## Extrait du texte
* * *
Coexistent ainsi chez Sergueï 3 tendances, dont les 2 premières, quoique ambivalentes vis à vis de la castration, la prennent en compte, la reconnaissent pour mieux activer le refoulement ; et une 3ème qui signe l’échec de ce refoulement, qui ne veut rien en savoir de cette castration, qui n’accède donc même pas à la pensée, et ne peut dès lors pas être refoulée. Il existe ainsi un certain clivage psychique entre ce qui de la castration est éligible au refoulement, et un reste, issu d’une disposition archaïque, qui demeure hermétique à tout jugement d’existence, qui est rejeté hors de toute subjectivation. En effet, nous explique Freud, le refoulement suppose une première affirmation, une prise de connaissance avant d’être soumis au processus de refoulement et de faire retour dans le symptôme.

Un refoulement « Verdrängung » est autre chose qu’un rejet « Verwerfung »

C’est ici que Freud fait le lien avec l’hallucination du doigt coupé : quand j’avais 5 ans, je jouais avec ma bonne d’enfants et taillais avec mon couteau de poche dans l’écorce d’un de ces noyers qui jouent aussi un rôle dans mon rêve. Tout à coup je remarquai avec un effroi indescriptible que je m’étais coupé le petit doigt de la main (droite ou gauche ?), de telle sorte qu’il ne tenait plus que par la peau. Je ne ressentais pas de douleur, mais une grande angoisse. Je n’osais dire à la bonne d’enfants éloignée de quelques pas, m’effondrait sur le banc le plus proche et restai assis, incapable de jeter encore un regard sur mon doigt. Enfin je me calmai, regardai le doigt en face, et voilà qu’il était parfaitement indemne.

C’est alors qu’il est âgé d’à peine 5 ans, que Sergueï est confronté au premier accès mélancolique de son père, qui nécessitera une hospitalisation de plusieurs mois. Cette hallucination intervient au moment de l’éclosion de la névrose obsessionnelle de l’enfance, au décours de l’épisode phobique provoqué par le rêve des loups : c’est à dire à un moment où il s’apprête à intégrer symboliquement la différence des sexes. A ce moment où s’impose à lui le réel de la castration, le père s’avère défaillant à le soutenir d’un certain pacte symbolique.
* * *
## Lignes fournies
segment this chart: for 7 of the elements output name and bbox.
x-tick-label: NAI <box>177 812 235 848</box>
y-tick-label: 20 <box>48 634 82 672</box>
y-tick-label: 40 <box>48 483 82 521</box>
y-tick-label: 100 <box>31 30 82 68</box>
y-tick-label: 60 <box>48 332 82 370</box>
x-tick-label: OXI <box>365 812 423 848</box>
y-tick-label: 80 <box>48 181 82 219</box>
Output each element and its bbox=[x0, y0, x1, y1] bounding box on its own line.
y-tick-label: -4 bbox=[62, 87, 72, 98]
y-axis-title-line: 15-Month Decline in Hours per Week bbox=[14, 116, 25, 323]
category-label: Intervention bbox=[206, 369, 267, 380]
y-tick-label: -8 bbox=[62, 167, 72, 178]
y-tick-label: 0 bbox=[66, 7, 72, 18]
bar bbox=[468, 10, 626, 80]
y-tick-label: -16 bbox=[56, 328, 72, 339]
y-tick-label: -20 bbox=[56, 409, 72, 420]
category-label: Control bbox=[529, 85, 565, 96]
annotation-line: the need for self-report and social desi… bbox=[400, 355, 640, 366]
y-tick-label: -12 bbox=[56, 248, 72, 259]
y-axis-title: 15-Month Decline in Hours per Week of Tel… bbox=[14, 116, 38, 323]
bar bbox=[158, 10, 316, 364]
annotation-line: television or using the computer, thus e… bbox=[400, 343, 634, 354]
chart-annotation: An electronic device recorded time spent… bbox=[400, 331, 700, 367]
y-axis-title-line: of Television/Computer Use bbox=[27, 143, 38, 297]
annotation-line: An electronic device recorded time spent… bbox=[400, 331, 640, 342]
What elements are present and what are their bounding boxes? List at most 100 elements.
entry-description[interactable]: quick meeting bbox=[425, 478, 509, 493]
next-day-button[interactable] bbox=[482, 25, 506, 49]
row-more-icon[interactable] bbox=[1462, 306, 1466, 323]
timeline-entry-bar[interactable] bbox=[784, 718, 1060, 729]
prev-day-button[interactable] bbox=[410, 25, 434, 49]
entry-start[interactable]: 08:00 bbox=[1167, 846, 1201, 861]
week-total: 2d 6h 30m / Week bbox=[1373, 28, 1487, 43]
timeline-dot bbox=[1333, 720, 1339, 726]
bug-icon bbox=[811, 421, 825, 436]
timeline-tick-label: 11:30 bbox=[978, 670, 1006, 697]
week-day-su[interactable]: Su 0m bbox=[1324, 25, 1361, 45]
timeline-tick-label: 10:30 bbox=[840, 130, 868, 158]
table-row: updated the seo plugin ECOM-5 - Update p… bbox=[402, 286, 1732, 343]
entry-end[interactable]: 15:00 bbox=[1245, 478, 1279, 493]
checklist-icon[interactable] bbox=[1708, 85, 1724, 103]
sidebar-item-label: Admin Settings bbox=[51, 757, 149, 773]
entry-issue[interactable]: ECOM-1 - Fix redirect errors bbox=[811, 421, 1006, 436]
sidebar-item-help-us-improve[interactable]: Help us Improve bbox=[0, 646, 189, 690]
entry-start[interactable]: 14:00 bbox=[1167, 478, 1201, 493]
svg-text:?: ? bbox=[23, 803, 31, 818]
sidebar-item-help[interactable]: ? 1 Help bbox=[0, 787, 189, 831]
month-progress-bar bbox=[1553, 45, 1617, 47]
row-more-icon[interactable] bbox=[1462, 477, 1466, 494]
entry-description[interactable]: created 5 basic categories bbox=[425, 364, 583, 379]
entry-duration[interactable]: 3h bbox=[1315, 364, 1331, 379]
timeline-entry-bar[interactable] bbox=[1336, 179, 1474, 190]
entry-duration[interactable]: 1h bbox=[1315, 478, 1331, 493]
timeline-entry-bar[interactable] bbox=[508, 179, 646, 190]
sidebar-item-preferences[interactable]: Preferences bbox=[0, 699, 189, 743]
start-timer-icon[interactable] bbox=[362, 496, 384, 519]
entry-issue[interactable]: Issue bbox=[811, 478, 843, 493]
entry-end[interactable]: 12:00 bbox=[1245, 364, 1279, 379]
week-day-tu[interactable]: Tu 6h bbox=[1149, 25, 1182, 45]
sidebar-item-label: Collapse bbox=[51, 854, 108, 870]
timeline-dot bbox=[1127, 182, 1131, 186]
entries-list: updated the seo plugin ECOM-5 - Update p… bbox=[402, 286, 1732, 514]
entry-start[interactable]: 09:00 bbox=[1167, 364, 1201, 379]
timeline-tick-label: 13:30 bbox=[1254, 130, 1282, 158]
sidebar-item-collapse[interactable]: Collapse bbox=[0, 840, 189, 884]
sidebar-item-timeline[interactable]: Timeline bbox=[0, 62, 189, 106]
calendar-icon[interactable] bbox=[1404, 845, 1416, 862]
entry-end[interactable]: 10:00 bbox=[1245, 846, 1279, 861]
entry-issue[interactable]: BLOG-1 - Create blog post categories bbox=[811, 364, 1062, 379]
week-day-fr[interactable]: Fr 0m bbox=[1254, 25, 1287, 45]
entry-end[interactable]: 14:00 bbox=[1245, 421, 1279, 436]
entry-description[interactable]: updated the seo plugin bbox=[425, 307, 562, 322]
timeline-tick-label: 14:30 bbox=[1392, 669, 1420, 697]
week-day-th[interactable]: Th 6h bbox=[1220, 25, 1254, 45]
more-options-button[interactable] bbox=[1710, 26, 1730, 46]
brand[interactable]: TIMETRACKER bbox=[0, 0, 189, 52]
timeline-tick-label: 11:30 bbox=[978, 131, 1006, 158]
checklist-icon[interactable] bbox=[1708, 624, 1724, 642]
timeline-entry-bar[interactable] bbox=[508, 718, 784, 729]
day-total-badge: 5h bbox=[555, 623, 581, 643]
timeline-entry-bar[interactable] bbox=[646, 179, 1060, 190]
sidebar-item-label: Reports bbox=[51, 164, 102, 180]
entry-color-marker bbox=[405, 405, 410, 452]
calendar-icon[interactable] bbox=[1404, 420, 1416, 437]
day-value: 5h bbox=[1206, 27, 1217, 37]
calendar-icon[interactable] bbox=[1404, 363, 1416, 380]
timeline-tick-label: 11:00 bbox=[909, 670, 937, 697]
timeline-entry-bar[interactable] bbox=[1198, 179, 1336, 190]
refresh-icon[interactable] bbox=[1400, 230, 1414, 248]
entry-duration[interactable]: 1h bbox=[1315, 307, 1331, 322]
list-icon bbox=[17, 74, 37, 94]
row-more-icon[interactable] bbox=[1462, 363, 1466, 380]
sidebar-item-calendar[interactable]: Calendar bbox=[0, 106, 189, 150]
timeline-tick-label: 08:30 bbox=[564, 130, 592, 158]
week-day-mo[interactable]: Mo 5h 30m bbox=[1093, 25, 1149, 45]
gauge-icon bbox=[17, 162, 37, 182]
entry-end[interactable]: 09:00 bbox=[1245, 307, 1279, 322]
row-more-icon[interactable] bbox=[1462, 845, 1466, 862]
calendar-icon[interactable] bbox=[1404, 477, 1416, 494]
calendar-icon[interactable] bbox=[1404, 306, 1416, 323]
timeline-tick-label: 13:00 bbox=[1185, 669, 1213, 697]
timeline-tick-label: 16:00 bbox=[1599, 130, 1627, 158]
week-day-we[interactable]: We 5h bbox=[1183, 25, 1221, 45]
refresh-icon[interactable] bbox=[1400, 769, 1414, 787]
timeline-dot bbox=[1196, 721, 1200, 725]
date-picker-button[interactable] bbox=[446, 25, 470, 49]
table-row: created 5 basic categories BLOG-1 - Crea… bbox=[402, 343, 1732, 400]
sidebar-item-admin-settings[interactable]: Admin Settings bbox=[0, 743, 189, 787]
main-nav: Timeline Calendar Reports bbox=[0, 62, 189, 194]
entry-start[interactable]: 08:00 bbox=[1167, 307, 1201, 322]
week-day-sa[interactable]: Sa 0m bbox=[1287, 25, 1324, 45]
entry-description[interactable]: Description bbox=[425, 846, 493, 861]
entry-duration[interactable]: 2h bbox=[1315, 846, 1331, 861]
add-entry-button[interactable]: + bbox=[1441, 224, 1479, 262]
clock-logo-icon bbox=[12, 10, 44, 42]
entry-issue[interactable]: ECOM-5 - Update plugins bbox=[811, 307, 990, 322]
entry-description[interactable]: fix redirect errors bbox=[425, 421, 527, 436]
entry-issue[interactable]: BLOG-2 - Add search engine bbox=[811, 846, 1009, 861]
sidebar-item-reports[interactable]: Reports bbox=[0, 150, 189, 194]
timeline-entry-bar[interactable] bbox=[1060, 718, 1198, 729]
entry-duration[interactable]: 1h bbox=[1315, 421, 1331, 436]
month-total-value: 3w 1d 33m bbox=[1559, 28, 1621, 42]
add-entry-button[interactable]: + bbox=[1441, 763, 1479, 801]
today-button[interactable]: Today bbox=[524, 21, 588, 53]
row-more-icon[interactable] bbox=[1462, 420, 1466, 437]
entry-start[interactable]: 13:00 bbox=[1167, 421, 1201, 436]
* * *
## Consignes
1 > D'après le passage sur Sergueï :
(a) Combien de tendances coexistent chez lui ?
(b) Dans l'écorce de quel arbre taillait-il avec son couteau de poche ?
(c) Qu'a nécessité le premier accès mélancolique de son père ?
2 > Dans le passage sur Sergueï, recopiez l'extrait qui débute aux mots « Coexistent ainsi chez » et s'achève après « dans le symptôme. », en substituant « perte » à « castration ».
3 > Pouvez-vous reprendre le passage sur Sergueï et en écrire la suite ?

## Réponses attendues
1 >
(a) Trois tendances.
(b) Dans l'écorce d'un noyer.
(c) Une hospitalisation de plusieurs mois.

2 >
Coexistent ainsi chez Sergueï 3 tendances, dont les 2 premières, quoique ambivalentes vis à vis de la perte, la prennent en compte, la reconnaissent pour mieux activer le refoulement ; et une 3ème qui signe l’échec de ce refoulement, qui ne veut rien en savoir de cette perte, qui n’accède donc même pas à la pensée, et ne peut dès lors pas être refoulée. Il existe ainsi un certain clivage psychique entre ce qui de la perte est éligible au refoulement, et un reste, issu d’une disposition archaïque, qui demeure hermétique à tout jugement d’existence, qui est rejeté hors de toute subjectivation. En effet, nous explique Freud, le refoulement suppose une première affirmation, une prise de connaissance avant d’être soumis au processus de refoulement et de faire retour dans le symptôme.

3 >
Sergueï associe sur un récit entendu, sans doute de la bouche de sa mère, qui relatait l’amputation à la hache d’un doigt de pied surnuméraire chez une patiente éloignée. Ce qui, pour Freud, confirme l’hypothèse enfantine : les femmes n’avaient pas de pénis parce qu’il leur avait été enlevé à la naissance. En première hypothèse, l’hallucination avaliserait ainsi la castration entrevue dans le rêve, et qu’il avait écarté par le refoulement.

Manifestement, Freud ne tient pas à s’étendre ici plus avant sur ce qu’il vient de découvrir, d’un rejet de la castration coexistant avec le refoulement même de cette castration. L’épisode de l’hallucination du doigt coupé ne tient qu’en une page à peine dans un récit freudien qui en compte près d’une centaine. Jacques Lacan va faire de l’hallucination de l’homme aux loups le paradigme du phénomène psychotique, mais nous verrons cela plus tard.

C’est la forme même de l’irruption de cet épisode dans le récit de Sergueï qui va faire l’objet de l’attention de Freud. C’est que Sergueï Pankejeff commence à le relater en affirmant : je vous ai déjà raconté cela. Ce à quoi l’analyste répond, sans doute en lui-même : je n’aurais pu laisser passer, sans la commenter, meilleure preuve d’une peur de la castration rencontrée à 5 ans. Le récit de cette hallucination du doigt coupé fait l’objet d’une publication intermédiaire, en 1913, sous le titre : De la fausse reconnaissance (déjà raconté) au cours du traitement psychanalytique.

En fait, nous dit Freud dans cet article, il s’agit alors de la réactivation d’une impression inconsciente. En toute bonne foi, Sergueï pensait lui avoir relaté l’épisode, alors même que les semaines précédentes, à plusieurs reprises, il lui avait fait part du souvenir d’un couteau de poche, rapporté comme cadeau par un oncle au retour d’un voyage lointain. Pour Freud, il s’agit là sans nul doute d’un souvenir écran qui dissimulait un souvenir refoulé d’une importance non soupçonnée. Néanmoins, Freud ne s’y attardera pas plus que son patient. Mais cet épisode retrouvera de sa vivacité lorsque le Dr Pankejeff se présentera à Ruth Mack-Brunswick, en octobre 1926, en proie à une symptomatologie plus franchement psychotique.